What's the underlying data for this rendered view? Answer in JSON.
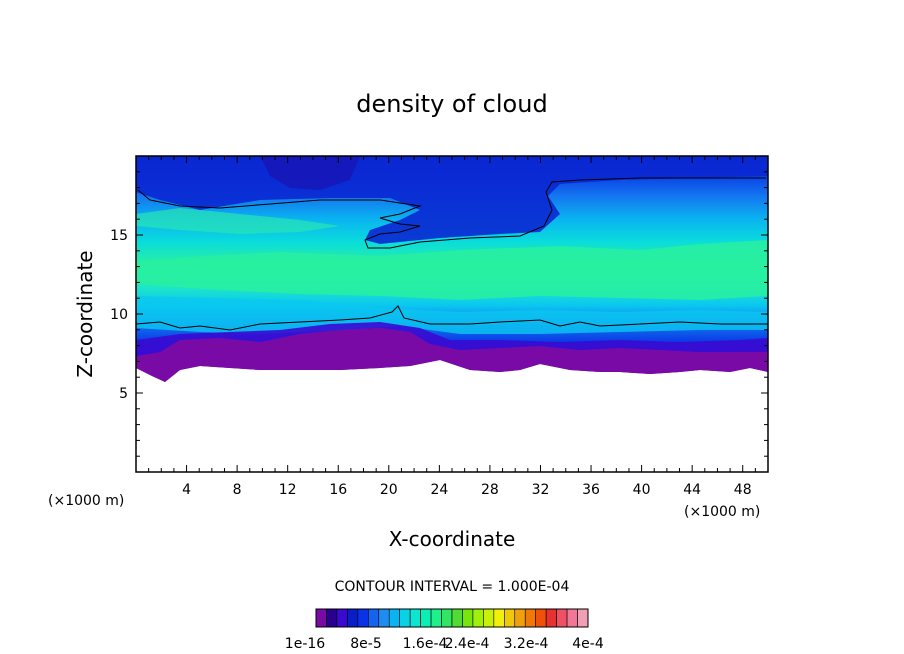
{
  "chart_data": {
    "type": "heatmap",
    "title": "density of cloud",
    "xlabel": "X-coordinate",
    "ylabel": "Z-coordinate",
    "x_unit_left": "(×1000 m)",
    "x_unit_right": "(×1000 m)",
    "xlim": [
      0,
      50
    ],
    "ylim": [
      0,
      20
    ],
    "x_ticks": [
      "4",
      "8",
      "12",
      "16",
      "20",
      "24",
      "28",
      "32",
      "36",
      "40",
      "44",
      "48"
    ],
    "x_tick_values": [
      4,
      8,
      12,
      16,
      20,
      24,
      28,
      32,
      36,
      40,
      44,
      48
    ],
    "y_ticks": [
      "5",
      "10",
      "15"
    ],
    "y_tick_values": [
      5,
      10,
      15
    ],
    "contour_interval_text": "CONTOUR INTERVAL = 1.000E-04",
    "colorbar_labels": [
      "1e-16",
      "8e-5",
      "1.6e-4",
      "2.4e-4",
      "3.2e-4",
      "4e-4"
    ],
    "colorbar_colors": [
      "#7a0aa6",
      "#2a0090",
      "#3a0ad2",
      "#0a1ec8",
      "#0a32e6",
      "#1464f0",
      "#1e8cf0",
      "#0ab4f0",
      "#0ad2e6",
      "#0ae6d2",
      "#0af0b4",
      "#1ef08c",
      "#32e664",
      "#50dc32",
      "#78e60a",
      "#a0f00a",
      "#c8f00a",
      "#f0f00a",
      "#f0c80a",
      "#f0a00a",
      "#f0780a",
      "#f0500a",
      "#e63232",
      "#f05064",
      "#f07896",
      "#f0a0b4"
    ],
    "colors": {
      "background": "#ffffff",
      "cloud_base": "#7a0aa6",
      "cloud_top": "#0a32e6",
      "cloud_core": "#28f0a0"
    }
  }
}
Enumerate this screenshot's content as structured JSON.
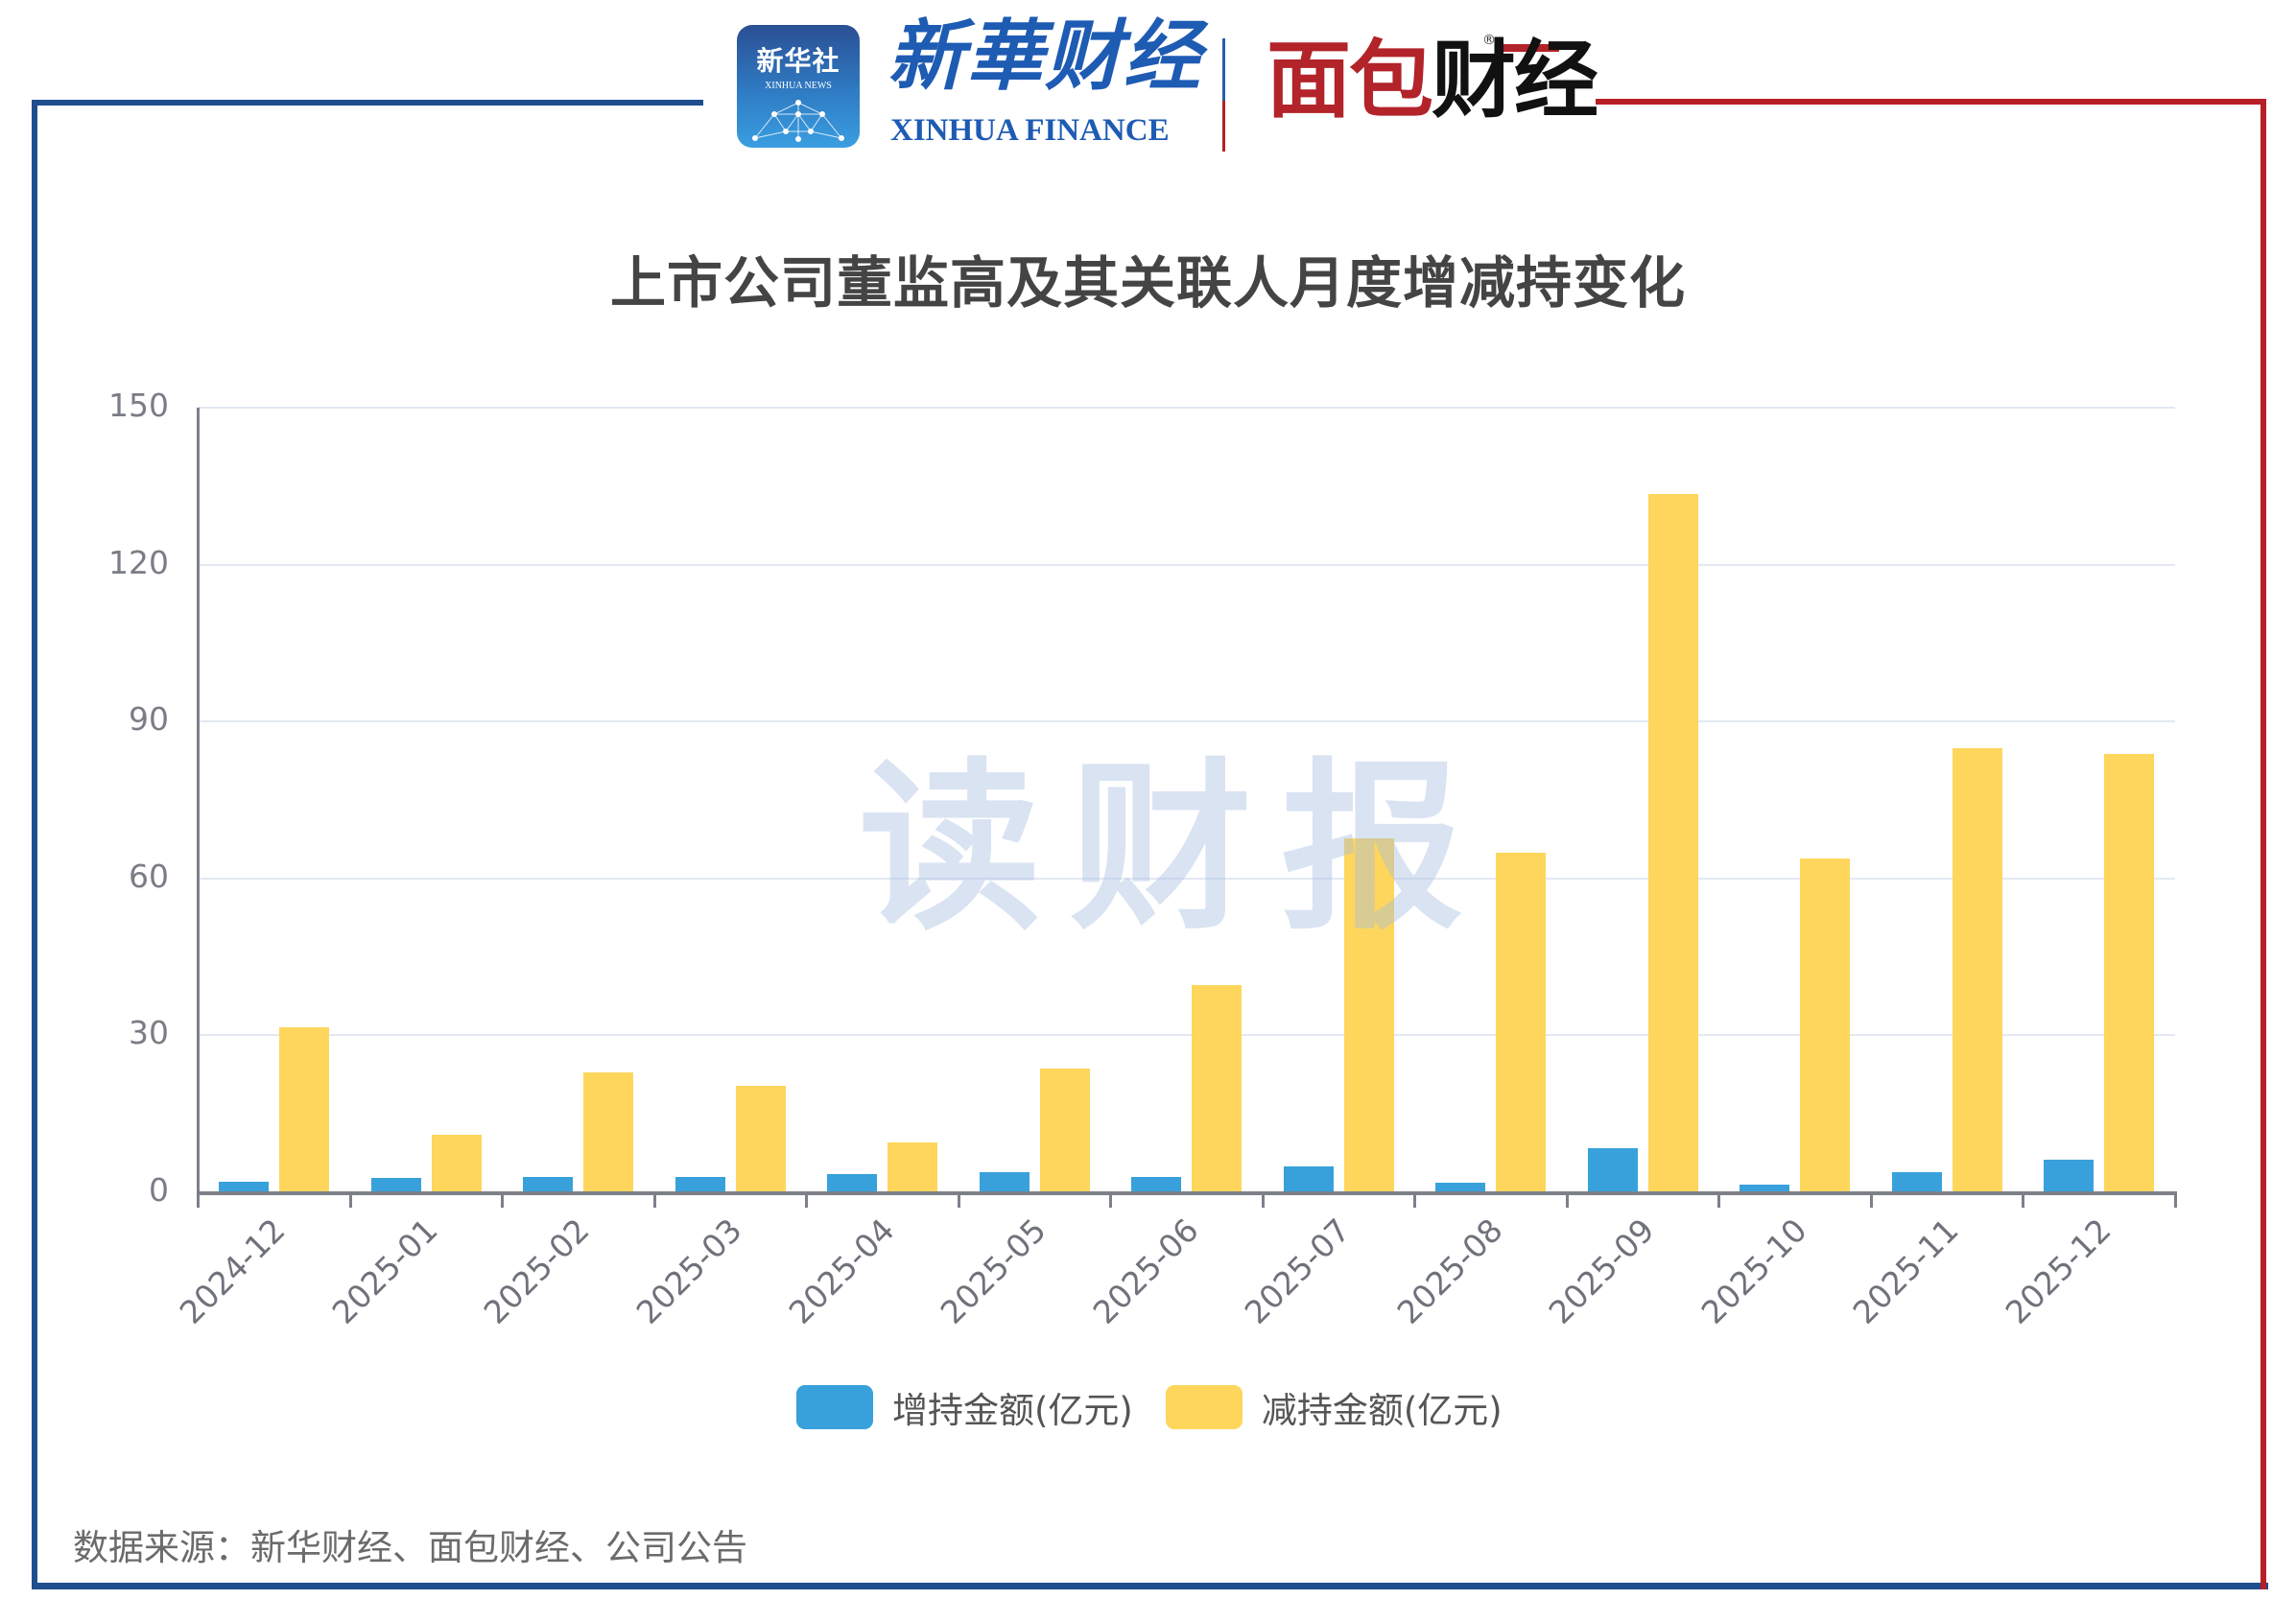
{
  "header": {
    "xinhua_app_logo_cn": "新华社",
    "xinhua_app_logo_en": "XINHUA NEWS",
    "xinhua_finance_cn": "新華财经",
    "xinhua_finance_en": "XINHUA FINANCE",
    "mianbao_logo_red": "面包",
    "mianbao_logo_black": "财经",
    "registered_mark": "®"
  },
  "watermark": "读财报",
  "colors": {
    "increase": "#38a1db",
    "decrease": "#fed65c",
    "frame_blue": "#1f4e8f",
    "frame_red": "#b81f26",
    "grid": "#e3e8f3",
    "axis": "#7d8089"
  },
  "source_note": "数据来源：新华财经、面包财经、公司公告",
  "chart_data": {
    "type": "bar",
    "title": "上市公司董监高及其关联人月度增减持变化",
    "xlabel": "",
    "ylabel": "",
    "categories": [
      "2024-12",
      "2025-01",
      "2025-02",
      "2025-03",
      "2025-04",
      "2025-05",
      "2025-06",
      "2025-07",
      "2025-08",
      "2025-09",
      "2025-10",
      "2025-11",
      "2025-12"
    ],
    "series": [
      {
        "name": "增持金额(亿元)",
        "color": "#38a1db",
        "values": [
          2.0,
          2.8,
          2.9,
          2.9,
          3.4,
          3.8,
          3.0,
          5.0,
          1.8,
          8.5,
          1.5,
          3.8,
          6.2
        ]
      },
      {
        "name": "减持金额(亿元)",
        "color": "#fed65c",
        "values": [
          31.6,
          11.0,
          23.0,
          20.3,
          9.5,
          23.6,
          39.6,
          67.6,
          64.9,
          133.5,
          63.9,
          84.9,
          83.8
        ]
      }
    ],
    "ylim": [
      0,
      150
    ],
    "yticks": [
      0,
      30,
      60,
      90,
      120,
      150
    ],
    "grid": true,
    "legend_position": "bottom",
    "x_label_rotation": -45
  }
}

________________

• **Objective**
From the listing, extract all text exactly as given and drop any picture.

• **Worked solution**
What's the underlying data for this rendered view? Answer in JSON.
{
  "chart_data": {
    "type": "heatmap",
    "title": "density of cloud",
    "xlabel": "X-coordinate",
    "ylabel": "Z-coordinate",
    "x_unit_left": "(×1000 m)",
    "x_unit_right": "(×1000 m)",
    "xlim": [
      0,
      50
    ],
    "ylim": [
      0,
      20
    ],
    "x_ticks": [
      "4",
      "8",
      "12",
      "16",
      "20",
      "24",
      "28",
      "32",
      "36",
      "40",
      "44",
      "48"
    ],
    "x_tick_values": [
      4,
      8,
      12,
      16,
      20,
      24,
      28,
      32,
      36,
      40,
      44,
      48
    ],
    "y_ticks": [
      "5",
      "10",
      "15"
    ],
    "y_tick_values": [
      5,
      10,
      15
    ],
    "contour_interval_text": "CONTOUR INTERVAL = 1.000E-04",
    "colorbar_labels": [
      "1e-16",
      "8e-5",
      "1.6e-4",
      "2.4e-4",
      "3.2e-4",
      "4e-4"
    ],
    "colorbar_colors": [
      "#7a0aa6",
      "#2a0090",
      "#3a0ad2",
      "#0a1ec8",
      "#0a32e6",
      "#1464f0",
      "#1e8cf0",
      "#0ab4f0",
      "#0ad2e6",
      "#0ae6d2",
      "#0af0b4",
      "#1ef08c",
      "#32e664",
      "#50dc32",
      "#78e60a",
      "#a0f00a",
      "#c8f00a",
      "#f0f00a",
      "#f0c80a",
      "#f0a00a",
      "#f0780a",
      "#f0500a",
      "#e63232",
      "#f05064",
      "#f07896",
      "#f0a0b4"
    ],
    "colors": {
      "background": "#ffffff",
      "cloud_base": "#7a0aa6",
      "cloud_top": "#0a32e6",
      "cloud_core": "#28f0a0"
    }
  }
}
Enumerate this screenshot's content as structured JSON.
{
  "header": {
    "xinhua_app_logo_cn": "新华社",
    "xinhua_app_logo_en": "XINHUA NEWS",
    "xinhua_finance_cn": "新華财经",
    "xinhua_finance_en": "XINHUA FINANCE",
    "mianbao_logo_red": "面包",
    "mianbao_logo_black": "财经",
    "registered_mark": "®"
  },
  "watermark": "读财报",
  "colors": {
    "increase": "#38a1db",
    "decrease": "#fed65c",
    "frame_blue": "#1f4e8f",
    "frame_red": "#b81f26",
    "grid": "#e3e8f3",
    "axis": "#7d8089"
  },
  "source_note": "数据来源：新华财经、面包财经、公司公告",
  "chart_data": {
    "type": "bar",
    "title": "上市公司董监高及其关联人月度增减持变化",
    "xlabel": "",
    "ylabel": "",
    "categories": [
      "2024-12",
      "2025-01",
      "2025-02",
      "2025-03",
      "2025-04",
      "2025-05",
      "2025-06",
      "2025-07",
      "2025-08",
      "2025-09",
      "2025-10",
      "2025-11",
      "2025-12"
    ],
    "series": [
      {
        "name": "增持金额(亿元)",
        "color": "#38a1db",
        "values": [
          2.0,
          2.8,
          2.9,
          2.9,
          3.4,
          3.8,
          3.0,
          5.0,
          1.8,
          8.5,
          1.5,
          3.8,
          6.2
        ]
      },
      {
        "name": "减持金额(亿元)",
        "color": "#fed65c",
        "values": [
          31.6,
          11.0,
          23.0,
          20.3,
          9.5,
          23.6,
          39.6,
          67.6,
          64.9,
          133.5,
          63.9,
          84.9,
          83.8
        ]
      }
    ],
    "ylim": [
      0,
      150
    ],
    "yticks": [
      0,
      30,
      60,
      90,
      120,
      150
    ],
    "grid": true,
    "legend_position": "bottom",
    "x_label_rotation": -45
  }
}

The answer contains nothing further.